Problem to work on: Take the data that follows and retype it word for word.

START

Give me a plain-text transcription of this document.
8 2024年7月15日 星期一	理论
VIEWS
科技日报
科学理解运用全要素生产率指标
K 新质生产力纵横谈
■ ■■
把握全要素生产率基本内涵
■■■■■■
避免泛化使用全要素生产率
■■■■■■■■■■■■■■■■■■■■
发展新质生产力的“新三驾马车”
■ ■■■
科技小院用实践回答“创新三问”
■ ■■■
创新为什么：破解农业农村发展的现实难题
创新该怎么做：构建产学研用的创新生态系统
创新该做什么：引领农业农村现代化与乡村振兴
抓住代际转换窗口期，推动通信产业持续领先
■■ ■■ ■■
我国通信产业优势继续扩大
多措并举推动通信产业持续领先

END

Result:
Give me a plain-text transcription of this document.
8 2024年7月15日 星期一	理论
VIEWS
科技日报
科学理解运用全要素生产率指标
K 新质生产力纵横谈
■ ■■
把握全要素生产率基本内涵
■■■■■■
避免泛化使用全要素生产率
■■■■■■■■■■■■■■■■■■■■
发展新质生产力的“新三驾马车”
■ ■■■
科技小院用实践回答“创新三问”
■ ■■■
创新为什么：破解农业农村发展的现实难题
创新该怎么做：构建产学研用的创新生态系统
创新该做什么：引领农业农村现代化与乡村振兴
抓住代际转换窗口期，推动通信产业持续领先
■■ ■■ ■■
我国通信产业优势继续扩大
多措并举推动通信产业持续领先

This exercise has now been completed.